[Stored data]
......

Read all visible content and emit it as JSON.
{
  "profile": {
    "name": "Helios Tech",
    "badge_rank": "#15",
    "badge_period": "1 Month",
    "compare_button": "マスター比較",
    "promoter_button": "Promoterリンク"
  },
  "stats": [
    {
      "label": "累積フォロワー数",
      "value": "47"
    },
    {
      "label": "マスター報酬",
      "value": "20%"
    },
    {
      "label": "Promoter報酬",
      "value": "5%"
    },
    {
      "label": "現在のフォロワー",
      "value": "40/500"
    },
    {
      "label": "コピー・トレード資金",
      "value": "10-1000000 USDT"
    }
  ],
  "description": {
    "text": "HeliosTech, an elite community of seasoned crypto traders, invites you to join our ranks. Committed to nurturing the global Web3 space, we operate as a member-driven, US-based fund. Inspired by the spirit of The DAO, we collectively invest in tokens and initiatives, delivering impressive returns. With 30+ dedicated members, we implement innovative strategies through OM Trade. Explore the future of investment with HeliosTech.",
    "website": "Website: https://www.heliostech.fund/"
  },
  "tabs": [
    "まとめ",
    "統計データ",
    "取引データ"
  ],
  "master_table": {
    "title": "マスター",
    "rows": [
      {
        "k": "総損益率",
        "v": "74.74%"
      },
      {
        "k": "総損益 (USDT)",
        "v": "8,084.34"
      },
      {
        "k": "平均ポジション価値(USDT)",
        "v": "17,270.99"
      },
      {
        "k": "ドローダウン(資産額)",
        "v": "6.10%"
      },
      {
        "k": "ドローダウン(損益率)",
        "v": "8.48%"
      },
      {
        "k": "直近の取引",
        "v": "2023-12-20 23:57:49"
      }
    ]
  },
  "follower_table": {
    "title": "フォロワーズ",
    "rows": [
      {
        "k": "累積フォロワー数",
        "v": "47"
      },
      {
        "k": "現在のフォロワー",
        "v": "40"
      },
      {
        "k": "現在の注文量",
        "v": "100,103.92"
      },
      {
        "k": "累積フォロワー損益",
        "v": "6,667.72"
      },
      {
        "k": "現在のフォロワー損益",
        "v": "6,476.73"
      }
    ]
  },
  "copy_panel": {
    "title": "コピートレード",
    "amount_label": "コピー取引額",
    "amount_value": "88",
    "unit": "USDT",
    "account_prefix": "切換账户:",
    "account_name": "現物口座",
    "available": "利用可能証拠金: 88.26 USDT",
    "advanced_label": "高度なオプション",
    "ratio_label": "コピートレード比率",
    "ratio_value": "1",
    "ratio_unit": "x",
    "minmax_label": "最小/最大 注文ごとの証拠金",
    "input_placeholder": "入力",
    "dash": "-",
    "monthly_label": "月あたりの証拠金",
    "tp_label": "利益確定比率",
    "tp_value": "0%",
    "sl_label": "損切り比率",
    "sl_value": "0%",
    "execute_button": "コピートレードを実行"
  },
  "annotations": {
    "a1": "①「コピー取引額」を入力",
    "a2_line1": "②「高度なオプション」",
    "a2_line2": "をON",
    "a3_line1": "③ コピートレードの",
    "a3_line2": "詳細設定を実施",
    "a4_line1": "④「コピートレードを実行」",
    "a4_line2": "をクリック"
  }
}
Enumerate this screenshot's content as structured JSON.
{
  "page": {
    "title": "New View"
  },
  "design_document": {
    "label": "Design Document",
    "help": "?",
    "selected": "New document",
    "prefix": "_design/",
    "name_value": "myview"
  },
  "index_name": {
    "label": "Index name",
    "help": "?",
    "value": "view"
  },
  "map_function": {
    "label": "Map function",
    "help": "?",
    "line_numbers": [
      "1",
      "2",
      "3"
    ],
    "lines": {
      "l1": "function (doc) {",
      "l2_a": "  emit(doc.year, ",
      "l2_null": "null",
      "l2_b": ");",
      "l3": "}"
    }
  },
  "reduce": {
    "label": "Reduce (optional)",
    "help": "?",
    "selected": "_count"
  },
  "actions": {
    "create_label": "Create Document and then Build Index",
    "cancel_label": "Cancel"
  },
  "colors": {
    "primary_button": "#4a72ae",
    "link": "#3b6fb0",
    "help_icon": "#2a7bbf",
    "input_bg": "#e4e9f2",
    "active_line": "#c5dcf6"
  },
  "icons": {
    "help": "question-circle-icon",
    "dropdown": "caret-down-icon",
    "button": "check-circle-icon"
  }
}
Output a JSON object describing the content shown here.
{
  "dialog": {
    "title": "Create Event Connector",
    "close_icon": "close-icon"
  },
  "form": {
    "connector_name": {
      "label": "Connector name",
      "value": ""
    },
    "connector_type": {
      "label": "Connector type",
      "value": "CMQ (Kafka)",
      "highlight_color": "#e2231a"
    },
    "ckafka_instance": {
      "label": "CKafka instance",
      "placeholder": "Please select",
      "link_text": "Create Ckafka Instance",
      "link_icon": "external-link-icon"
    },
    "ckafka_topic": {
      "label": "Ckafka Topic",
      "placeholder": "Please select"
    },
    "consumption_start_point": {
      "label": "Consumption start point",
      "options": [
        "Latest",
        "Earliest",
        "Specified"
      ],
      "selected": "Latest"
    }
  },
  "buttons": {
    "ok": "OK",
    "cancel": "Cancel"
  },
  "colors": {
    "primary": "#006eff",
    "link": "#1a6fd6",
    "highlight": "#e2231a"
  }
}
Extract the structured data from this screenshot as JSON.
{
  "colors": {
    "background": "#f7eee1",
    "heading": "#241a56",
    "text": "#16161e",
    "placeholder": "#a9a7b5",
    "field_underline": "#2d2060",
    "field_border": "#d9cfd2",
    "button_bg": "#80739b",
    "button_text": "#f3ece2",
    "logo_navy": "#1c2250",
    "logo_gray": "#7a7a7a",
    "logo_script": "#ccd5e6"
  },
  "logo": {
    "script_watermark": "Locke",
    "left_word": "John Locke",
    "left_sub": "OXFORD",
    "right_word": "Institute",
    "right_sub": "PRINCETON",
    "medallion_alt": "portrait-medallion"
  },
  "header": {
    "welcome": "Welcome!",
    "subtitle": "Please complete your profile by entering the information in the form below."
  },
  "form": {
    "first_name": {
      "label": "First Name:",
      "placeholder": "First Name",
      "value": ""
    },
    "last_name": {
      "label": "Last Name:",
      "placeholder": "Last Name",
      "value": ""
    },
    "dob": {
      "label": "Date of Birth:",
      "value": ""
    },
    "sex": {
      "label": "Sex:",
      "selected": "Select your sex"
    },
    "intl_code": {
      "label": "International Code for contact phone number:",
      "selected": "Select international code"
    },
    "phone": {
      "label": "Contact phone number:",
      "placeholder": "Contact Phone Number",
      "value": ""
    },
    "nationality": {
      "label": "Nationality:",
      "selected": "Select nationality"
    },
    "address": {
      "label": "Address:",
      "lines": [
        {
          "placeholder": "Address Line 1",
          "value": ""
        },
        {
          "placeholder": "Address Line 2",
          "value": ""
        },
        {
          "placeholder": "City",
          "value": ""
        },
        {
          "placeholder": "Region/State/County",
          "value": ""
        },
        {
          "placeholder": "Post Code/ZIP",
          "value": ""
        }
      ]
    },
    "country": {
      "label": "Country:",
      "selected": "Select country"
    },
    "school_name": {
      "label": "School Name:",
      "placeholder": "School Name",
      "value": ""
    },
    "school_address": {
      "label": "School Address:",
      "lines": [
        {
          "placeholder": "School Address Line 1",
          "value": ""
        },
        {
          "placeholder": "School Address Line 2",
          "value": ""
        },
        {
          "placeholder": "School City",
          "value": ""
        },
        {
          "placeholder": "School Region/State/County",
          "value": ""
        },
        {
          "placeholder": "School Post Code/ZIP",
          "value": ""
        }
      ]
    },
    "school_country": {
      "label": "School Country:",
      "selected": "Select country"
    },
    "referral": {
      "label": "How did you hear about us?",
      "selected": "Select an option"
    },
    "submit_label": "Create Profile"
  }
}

......

[Work required] All of the data needs to be reproduced exactly, with no line missing.

[Result for this exercise]
Read all visible content and emit it as JSON.
{
  "profile": {
    "name": "Helios Tech",
    "badge_rank": "#15",
    "badge_period": "1 Month",
    "compare_button": "マスター比較",
    "promoter_button": "Promoterリンク"
  },
  "stats": [
    {
      "label": "累積フォロワー数",
      "value": "47"
    },
    {
      "label": "マスター報酬",
      "value": "20%"
    },
    {
      "label": "Promoter報酬",
      "value": "5%"
    },
    {
      "label": "現在のフォロワー",
      "value": "40/500"
    },
    {
      "label": "コピー・トレード資金",
      "value": "10-1000000 USDT"
    }
  ],
  "description": {
    "text": "HeliosTech, an elite community of seasoned crypto traders, invites you to join our ranks. Committed to nurturing the global Web3 space, we operate as a member-driven, US-based fund. Inspired by the spirit of The DAO, we collectively invest in tokens and initiatives, delivering impressive returns. With 30+ dedicated members, we implement innovative strategies through OM Trade. Explore the future of investment with HeliosTech.",
    "website": "Website: https://www.heliostech.fund/"
  },
  "tabs": [
    "まとめ",
    "統計データ",
    "取引データ"
  ],
  "master_table": {
    "title": "マスター",
    "rows": [
      {
        "k": "総損益率",
        "v": "74.74%"
      },
      {
        "k": "総損益 (USDT)",
        "v": "8,084.34"
      },
      {
        "k": "平均ポジション価値(USDT)",
        "v": "17,270.99"
      },
      {
        "k": "ドローダウン(資産額)",
        "v": "6.10%"
      },
      {
        "k": "ドローダウン(損益率)",
        "v": "8.48%"
      },
      {
        "k": "直近の取引",
        "v": "2023-12-20 23:57:49"
      }
    ]
  },
  "follower_table": {
    "title": "フォロワーズ",
    "rows": [
      {
        "k": "累積フォロワー数",
        "v": "47"
      },
      {
        "k": "現在のフォロワー",
        "v": "40"
      },
      {
        "k": "現在の注文量",
        "v": "100,103.92"
      },
      {
        "k": "累積フォロワー損益",
        "v": "6,667.72"
      },
      {
        "k": "現在のフォロワー損益",
        "v": "6,476.73"
      }
    ]
  },
  "copy_panel": {
    "title": "コピートレード",
    "amount_label": "コピー取引額",
    "amount_value": "88",
    "unit": "USDT",
    "account_prefix": "切換账户:",
    "account_name": "現物口座",
    "available": "利用可能証拠金: 88.26 USDT",
    "advanced_label": "高度なオプション",
    "ratio_label": "コピートレード比率",
    "ratio_value": "1",
    "ratio_unit": "x",
    "minmax_label": "最小/最大 注文ごとの証拠金",
    "input_placeholder": "入力",
    "dash": "-",
    "monthly_label": "月あたりの証拠金",
    "tp_label": "利益確定比率",
    "tp_value": "0%",
    "sl_label": "損切り比率",
    "sl_value": "0%",
    "execute_button": "コピートレードを実行"
  },
  "annotations": {
    "a1": "①「コピー取引額」を入力",
    "a2_line1": "②「高度なオプション」",
    "a2_line2": "をON",
    "a3_line1": "③ コピートレードの",
    "a3_line2": "詳細設定を実施",
    "a4_line1": "④「コピートレードを実行」",
    "a4_line2": "をクリック"
  }
}
Enumerate this screenshot's content as structured JSON.
{
  "page": {
    "title": "New View"
  },
  "design_document": {
    "label": "Design Document",
    "help": "?",
    "selected": "New document",
    "prefix": "_design/",
    "name_value": "myview"
  },
  "index_name": {
    "label": "Index name",
    "help": "?",
    "value": "view"
  },
  "map_function": {
    "label": "Map function",
    "help": "?",
    "line_numbers": [
      "1",
      "2",
      "3"
    ],
    "lines": {
      "l1": "function (doc) {",
      "l2_a": "  emit(doc.year, ",
      "l2_null": "null",
      "l2_b": ");",
      "l3": "}"
    }
  },
  "reduce": {
    "label": "Reduce (optional)",
    "help": "?",
    "selected": "_count"
  },
  "actions": {
    "create_label": "Create Document and then Build Index",
    "cancel_label": "Cancel"
  },
  "colors": {
    "primary_button": "#4a72ae",
    "link": "#3b6fb0",
    "help_icon": "#2a7bbf",
    "input_bg": "#e4e9f2",
    "active_line": "#c5dcf6"
  },
  "icons": {
    "help": "question-circle-icon",
    "dropdown": "caret-down-icon",
    "button": "check-circle-icon"
  }
}
Output a JSON object describing the content shown here.
{
  "dialog": {
    "title": "Create Event Connector",
    "close_icon": "close-icon"
  },
  "form": {
    "connector_name": {
      "label": "Connector name",
      "value": ""
    },
    "connector_type": {
      "label": "Connector type",
      "value": "CMQ (Kafka)",
      "highlight_color": "#e2231a"
    },
    "ckafka_instance": {
      "label": "CKafka instance",
      "placeholder": "Please select",
      "link_text": "Create Ckafka Instance",
      "link_icon": "external-link-icon"
    },
    "ckafka_topic": {
      "label": "Ckafka Topic",
      "placeholder": "Please select"
    },
    "consumption_start_point": {
      "label": "Consumption start point",
      "options": [
        "Latest",
        "Earliest",
        "Specified"
      ],
      "selected": "Latest"
    }
  },
  "buttons": {
    "ok": "OK",
    "cancel": "Cancel"
  },
  "colors": {
    "primary": "#006eff",
    "link": "#1a6fd6",
    "highlight": "#e2231a"
  }
}
Extract the structured data from this screenshot as JSON.
{
  "colors": {
    "background": "#f7eee1",
    "heading": "#241a56",
    "text": "#16161e",
    "placeholder": "#a9a7b5",
    "field_underline": "#2d2060",
    "field_border": "#d9cfd2",
    "button_bg": "#80739b",
    "button_text": "#f3ece2",
    "logo_navy": "#1c2250",
    "logo_gray": "#7a7a7a",
    "logo_script": "#ccd5e6"
  },
  "logo": {
    "script_watermark": "Locke",
    "left_word": "John Locke",
    "left_sub": "OXFORD",
    "right_word": "Institute",
    "right_sub": "PRINCETON",
    "medallion_alt": "portrait-medallion"
  },
  "header": {
    "welcome": "Welcome!",
    "subtitle": "Please complete your profile by entering the information in the form below."
  },
  "form": {
    "first_name": {
      "label": "First Name:",
      "placeholder": "First Name",
      "value": ""
    },
    "last_name": {
      "label": "Last Name:",
      "placeholder": "Last Name",
      "value": ""
    },
    "dob": {
      "label": "Date of Birth:",
      "value": ""
    },
    "sex": {
      "label": "Sex:",
      "selected": "Select your sex"
    },
    "intl_code": {
      "label": "International Code for contact phone number:",
      "selected": "Select international code"
    },
    "phone": {
      "label": "Contact phone number:",
      "placeholder": "Contact Phone Number",
      "value": ""
    },
    "nationality": {
      "label": "Nationality:",
      "selected": "Select nationality"
    },
    "address": {
      "label": "Address:",
      "lines": [
        {
          "placeholder": "Address Line 1",
          "value": ""
        },
        {
          "placeholder": "Address Line 2",
          "value": ""
        },
        {
          "placeholder": "City",
          "value": ""
        },
        {
          "placeholder": "Region/State/County",
          "value": ""
        },
        {
          "placeholder": "Post Code/ZIP",
          "value": ""
        }
      ]
    },
    "country": {
      "label": "Country:",
      "selected": "Select country"
    },
    "school_name": {
      "label": "School Name:",
      "placeholder": "School Name",
      "value": ""
    },
    "school_address": {
      "label": "School Address:",
      "lines": [
        {
          "placeholder": "School Address Line 1",
          "value": ""
        },
        {
          "placeholder": "School Address Line 2",
          "value": ""
        },
        {
          "placeholder": "School City",
          "value": ""
        },
        {
          "placeholder": "School Region/State/County",
          "value": ""
        },
        {
          "placeholder": "School Post Code/ZIP",
          "value": ""
        }
      ]
    },
    "school_country": {
      "label": "School Country:",
      "selected": "Select country"
    },
    "referral": {
      "label": "How did you hear about us?",
      "selected": "Select an option"
    },
    "submit_label": "Create Profile"
  }
}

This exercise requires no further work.